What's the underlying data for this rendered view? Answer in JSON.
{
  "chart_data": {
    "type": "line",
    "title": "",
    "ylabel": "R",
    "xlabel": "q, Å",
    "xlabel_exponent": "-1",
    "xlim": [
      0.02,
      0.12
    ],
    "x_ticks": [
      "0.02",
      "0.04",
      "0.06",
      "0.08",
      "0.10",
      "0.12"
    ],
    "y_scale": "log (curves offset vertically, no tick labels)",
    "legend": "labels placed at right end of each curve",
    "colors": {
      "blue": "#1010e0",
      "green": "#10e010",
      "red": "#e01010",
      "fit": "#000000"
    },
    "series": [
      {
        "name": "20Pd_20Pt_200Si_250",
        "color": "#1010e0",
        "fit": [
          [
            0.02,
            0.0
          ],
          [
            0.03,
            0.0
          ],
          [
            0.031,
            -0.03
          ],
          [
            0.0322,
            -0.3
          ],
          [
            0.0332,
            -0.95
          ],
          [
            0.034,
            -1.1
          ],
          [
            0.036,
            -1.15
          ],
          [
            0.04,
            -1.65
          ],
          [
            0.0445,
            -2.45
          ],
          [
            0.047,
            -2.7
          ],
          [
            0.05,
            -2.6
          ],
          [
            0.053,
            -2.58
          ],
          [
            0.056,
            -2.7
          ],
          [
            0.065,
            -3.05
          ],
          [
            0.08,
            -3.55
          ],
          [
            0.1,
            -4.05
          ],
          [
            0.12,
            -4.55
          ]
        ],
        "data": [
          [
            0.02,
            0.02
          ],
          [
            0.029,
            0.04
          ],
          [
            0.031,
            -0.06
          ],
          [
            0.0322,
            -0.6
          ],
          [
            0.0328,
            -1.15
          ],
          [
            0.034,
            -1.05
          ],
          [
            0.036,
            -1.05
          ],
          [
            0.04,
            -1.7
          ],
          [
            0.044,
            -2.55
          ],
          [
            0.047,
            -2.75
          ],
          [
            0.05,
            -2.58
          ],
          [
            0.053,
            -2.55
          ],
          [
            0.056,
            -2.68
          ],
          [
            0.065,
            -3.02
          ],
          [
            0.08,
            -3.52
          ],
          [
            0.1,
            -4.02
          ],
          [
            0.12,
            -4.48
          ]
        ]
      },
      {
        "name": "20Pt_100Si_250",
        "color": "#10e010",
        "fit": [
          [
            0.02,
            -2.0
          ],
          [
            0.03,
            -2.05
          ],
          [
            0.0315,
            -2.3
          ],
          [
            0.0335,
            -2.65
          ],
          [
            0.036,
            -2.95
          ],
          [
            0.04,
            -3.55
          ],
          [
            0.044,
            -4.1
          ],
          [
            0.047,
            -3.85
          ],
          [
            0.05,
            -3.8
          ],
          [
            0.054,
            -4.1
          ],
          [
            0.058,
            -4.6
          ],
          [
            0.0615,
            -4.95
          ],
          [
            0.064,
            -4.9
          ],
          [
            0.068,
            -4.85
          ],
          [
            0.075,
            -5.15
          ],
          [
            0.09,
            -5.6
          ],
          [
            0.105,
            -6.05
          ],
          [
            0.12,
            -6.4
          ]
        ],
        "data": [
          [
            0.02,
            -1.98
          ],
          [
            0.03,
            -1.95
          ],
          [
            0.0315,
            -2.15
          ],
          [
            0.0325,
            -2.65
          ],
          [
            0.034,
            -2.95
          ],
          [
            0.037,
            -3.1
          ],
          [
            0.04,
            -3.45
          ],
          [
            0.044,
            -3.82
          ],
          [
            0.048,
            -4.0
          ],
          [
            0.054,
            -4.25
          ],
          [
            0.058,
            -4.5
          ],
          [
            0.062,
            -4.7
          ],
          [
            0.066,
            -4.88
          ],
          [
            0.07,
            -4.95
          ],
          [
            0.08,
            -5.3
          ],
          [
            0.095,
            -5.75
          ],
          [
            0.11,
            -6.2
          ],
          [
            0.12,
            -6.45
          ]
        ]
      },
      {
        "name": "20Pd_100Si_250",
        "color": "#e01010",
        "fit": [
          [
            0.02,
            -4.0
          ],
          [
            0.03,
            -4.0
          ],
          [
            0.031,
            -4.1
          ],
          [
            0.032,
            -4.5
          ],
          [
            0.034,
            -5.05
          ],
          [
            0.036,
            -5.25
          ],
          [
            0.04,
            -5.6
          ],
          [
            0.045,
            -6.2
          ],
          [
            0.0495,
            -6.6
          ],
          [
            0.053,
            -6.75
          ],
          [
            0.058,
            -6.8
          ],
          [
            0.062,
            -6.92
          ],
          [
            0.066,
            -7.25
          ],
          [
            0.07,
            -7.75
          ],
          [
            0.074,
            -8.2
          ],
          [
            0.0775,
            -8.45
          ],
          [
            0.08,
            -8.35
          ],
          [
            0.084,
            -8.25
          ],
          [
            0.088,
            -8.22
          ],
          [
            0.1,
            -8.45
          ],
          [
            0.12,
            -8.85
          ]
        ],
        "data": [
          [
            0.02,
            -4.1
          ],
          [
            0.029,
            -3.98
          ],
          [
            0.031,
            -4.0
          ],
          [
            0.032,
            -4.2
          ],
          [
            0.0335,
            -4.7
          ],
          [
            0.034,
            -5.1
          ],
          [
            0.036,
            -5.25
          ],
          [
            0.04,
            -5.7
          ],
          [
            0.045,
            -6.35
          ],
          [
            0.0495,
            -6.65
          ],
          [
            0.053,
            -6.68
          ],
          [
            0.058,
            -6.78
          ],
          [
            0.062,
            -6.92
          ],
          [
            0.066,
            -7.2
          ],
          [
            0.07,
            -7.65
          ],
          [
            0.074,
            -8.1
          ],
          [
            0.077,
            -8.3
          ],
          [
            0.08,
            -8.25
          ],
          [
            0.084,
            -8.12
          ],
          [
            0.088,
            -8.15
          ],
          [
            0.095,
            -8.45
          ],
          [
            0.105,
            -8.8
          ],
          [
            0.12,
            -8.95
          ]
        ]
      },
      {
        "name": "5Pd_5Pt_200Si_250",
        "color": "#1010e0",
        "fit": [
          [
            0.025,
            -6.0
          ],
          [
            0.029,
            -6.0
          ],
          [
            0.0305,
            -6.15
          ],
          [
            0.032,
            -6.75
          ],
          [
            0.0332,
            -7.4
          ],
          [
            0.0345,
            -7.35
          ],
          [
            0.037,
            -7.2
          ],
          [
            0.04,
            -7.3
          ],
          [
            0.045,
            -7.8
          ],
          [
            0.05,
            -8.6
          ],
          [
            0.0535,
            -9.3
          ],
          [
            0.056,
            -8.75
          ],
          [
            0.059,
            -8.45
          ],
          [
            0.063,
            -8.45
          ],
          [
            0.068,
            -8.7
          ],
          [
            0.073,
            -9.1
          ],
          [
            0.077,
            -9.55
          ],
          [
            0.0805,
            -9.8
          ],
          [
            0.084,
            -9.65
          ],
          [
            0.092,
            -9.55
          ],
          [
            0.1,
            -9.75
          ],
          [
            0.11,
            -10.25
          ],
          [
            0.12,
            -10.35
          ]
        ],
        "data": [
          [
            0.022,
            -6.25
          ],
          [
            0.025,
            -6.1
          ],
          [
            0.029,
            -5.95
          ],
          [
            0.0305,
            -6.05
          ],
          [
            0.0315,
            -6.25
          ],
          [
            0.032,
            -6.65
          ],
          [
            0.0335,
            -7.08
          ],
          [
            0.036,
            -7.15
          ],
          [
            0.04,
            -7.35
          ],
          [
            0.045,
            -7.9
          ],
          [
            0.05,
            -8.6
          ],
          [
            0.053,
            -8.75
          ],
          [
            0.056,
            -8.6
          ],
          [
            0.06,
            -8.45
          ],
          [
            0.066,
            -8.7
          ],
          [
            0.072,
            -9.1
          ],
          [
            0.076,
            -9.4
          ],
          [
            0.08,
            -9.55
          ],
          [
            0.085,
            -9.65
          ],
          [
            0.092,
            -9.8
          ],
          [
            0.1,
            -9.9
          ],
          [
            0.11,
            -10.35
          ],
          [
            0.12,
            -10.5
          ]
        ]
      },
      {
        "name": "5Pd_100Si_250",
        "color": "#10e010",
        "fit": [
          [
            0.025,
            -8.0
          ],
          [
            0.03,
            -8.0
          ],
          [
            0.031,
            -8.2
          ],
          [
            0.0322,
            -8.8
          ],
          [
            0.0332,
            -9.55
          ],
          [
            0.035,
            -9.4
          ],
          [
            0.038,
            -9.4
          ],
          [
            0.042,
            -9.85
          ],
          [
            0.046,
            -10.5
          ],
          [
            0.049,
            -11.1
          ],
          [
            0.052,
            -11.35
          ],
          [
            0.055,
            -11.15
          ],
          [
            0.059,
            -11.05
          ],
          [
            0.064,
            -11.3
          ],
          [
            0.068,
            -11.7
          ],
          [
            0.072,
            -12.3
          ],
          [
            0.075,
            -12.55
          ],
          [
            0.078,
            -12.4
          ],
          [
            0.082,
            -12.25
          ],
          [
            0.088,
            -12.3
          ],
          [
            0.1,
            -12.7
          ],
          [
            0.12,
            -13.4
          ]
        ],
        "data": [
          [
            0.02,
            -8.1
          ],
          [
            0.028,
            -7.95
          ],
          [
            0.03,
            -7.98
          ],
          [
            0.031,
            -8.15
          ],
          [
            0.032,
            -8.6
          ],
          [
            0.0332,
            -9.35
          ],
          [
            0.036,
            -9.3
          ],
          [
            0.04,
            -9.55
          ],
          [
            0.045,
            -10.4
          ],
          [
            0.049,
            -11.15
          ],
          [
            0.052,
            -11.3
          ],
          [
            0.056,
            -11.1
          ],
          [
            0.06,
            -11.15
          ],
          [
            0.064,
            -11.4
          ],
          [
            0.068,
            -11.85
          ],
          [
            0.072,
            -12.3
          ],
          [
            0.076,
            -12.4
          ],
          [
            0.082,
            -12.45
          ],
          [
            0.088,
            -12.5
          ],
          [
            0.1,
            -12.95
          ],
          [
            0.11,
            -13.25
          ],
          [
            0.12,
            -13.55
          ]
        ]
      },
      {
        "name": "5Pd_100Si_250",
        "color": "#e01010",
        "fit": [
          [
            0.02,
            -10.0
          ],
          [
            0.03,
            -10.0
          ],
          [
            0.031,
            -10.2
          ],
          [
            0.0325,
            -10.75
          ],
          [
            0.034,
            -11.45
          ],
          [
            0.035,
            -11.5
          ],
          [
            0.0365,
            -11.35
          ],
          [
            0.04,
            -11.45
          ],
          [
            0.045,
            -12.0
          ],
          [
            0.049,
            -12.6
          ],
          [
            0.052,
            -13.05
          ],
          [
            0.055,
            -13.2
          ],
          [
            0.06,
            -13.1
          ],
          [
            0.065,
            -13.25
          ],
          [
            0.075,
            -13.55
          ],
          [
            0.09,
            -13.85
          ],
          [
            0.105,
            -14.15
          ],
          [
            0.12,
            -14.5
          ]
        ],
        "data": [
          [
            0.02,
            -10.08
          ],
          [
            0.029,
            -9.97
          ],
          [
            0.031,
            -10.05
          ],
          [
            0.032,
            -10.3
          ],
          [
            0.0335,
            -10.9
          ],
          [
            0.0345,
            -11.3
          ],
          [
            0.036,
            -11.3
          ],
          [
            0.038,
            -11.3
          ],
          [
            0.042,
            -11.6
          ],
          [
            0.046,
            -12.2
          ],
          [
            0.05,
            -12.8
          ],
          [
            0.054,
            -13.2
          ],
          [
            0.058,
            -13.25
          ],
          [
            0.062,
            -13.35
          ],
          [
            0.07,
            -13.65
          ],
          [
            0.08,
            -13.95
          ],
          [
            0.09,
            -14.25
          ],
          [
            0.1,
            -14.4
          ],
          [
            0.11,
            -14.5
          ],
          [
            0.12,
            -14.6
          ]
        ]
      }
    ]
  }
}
□ □ □
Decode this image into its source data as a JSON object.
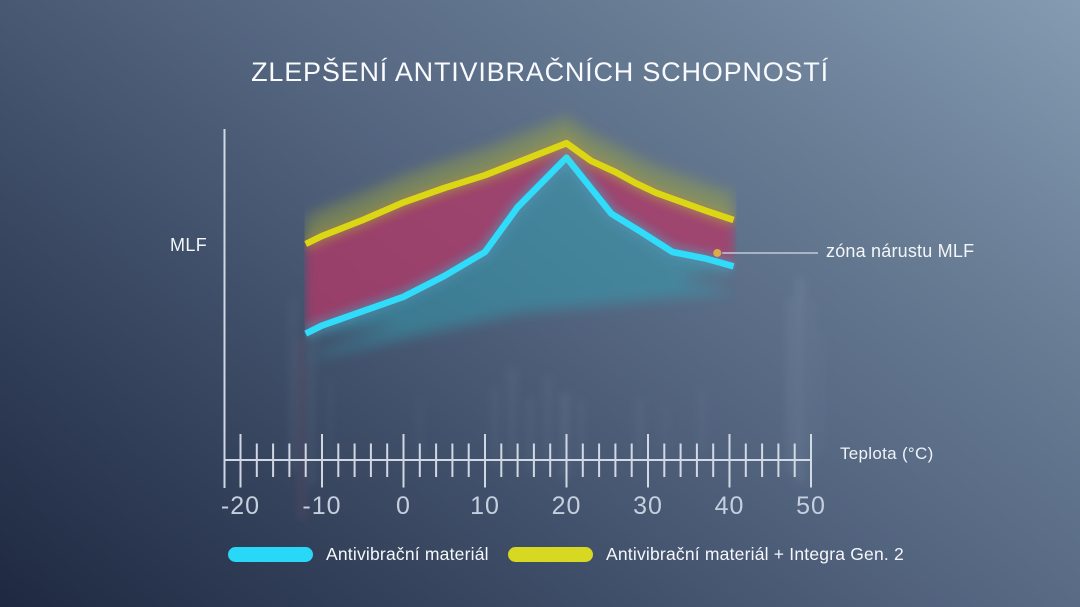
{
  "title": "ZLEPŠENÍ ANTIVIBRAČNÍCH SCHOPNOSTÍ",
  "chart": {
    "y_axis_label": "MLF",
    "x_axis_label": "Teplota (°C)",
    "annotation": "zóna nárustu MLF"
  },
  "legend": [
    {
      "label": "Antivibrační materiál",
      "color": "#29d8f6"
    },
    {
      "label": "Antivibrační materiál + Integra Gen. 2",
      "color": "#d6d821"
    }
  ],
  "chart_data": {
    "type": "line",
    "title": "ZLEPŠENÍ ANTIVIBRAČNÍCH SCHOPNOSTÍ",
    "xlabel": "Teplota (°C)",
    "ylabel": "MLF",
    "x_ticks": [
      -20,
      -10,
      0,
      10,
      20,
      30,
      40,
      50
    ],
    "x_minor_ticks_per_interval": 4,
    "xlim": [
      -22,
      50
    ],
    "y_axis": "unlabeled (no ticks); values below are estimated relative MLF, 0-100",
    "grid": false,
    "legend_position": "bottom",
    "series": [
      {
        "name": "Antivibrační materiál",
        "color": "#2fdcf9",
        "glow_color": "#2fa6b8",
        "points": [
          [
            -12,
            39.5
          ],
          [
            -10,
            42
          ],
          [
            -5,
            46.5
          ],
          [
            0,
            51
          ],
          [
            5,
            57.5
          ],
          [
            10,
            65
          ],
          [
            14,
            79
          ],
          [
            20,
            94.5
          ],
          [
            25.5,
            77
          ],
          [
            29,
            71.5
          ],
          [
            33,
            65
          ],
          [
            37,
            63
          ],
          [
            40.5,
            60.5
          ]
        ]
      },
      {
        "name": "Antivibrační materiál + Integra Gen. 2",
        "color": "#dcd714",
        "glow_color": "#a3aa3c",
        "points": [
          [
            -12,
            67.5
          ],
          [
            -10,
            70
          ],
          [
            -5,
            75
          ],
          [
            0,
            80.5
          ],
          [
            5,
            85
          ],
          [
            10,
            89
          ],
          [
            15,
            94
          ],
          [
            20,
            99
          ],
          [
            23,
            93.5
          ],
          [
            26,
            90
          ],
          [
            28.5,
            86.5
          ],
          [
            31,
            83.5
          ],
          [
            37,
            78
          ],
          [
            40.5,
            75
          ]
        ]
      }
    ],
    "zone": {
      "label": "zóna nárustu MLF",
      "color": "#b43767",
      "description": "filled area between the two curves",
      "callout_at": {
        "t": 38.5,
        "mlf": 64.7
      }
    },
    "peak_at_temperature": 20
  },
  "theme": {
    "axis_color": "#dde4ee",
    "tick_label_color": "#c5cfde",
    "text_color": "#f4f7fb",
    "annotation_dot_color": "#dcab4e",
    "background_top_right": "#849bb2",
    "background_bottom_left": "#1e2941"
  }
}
□ □ □
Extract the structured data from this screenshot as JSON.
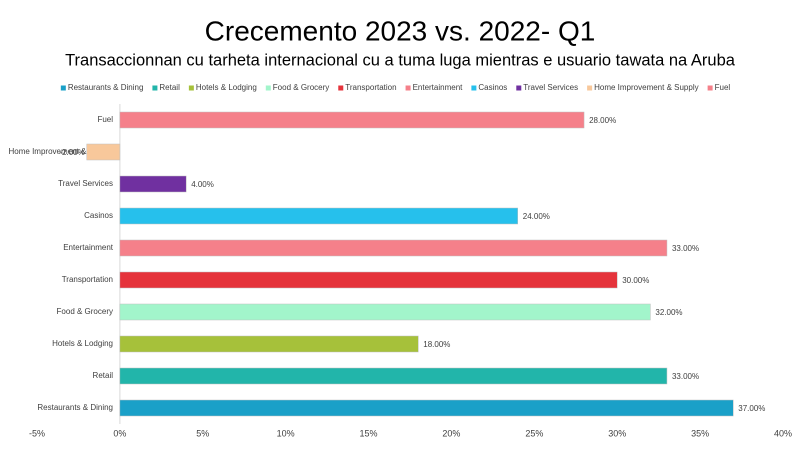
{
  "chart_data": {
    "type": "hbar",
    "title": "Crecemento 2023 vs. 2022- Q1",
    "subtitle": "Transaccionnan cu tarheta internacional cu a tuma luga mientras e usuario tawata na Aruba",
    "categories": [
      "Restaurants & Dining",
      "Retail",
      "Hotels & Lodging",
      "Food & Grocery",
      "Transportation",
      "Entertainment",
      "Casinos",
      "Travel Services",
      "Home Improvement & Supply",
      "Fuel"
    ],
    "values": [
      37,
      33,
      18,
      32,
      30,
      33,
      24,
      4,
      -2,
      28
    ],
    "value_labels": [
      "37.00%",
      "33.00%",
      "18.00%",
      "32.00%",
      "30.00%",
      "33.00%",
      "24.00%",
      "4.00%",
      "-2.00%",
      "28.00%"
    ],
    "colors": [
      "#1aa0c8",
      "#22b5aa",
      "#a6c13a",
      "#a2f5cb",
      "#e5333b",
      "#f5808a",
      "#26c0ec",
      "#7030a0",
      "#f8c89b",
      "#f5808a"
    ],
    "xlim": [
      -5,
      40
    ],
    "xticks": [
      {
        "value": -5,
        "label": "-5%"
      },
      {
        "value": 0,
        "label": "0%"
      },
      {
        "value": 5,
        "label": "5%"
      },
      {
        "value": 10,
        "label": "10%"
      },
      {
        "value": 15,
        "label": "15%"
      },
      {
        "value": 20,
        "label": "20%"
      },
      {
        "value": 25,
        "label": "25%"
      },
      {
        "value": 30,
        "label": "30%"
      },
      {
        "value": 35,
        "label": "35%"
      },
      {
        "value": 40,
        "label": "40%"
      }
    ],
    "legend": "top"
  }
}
□ □ □
__Exercise task__. Return all the lines that contain the string "curves".

__The response__.
    "y_scale": "log (curves offset vertically, no tick labels)",
      "description": "filled area between the two curves",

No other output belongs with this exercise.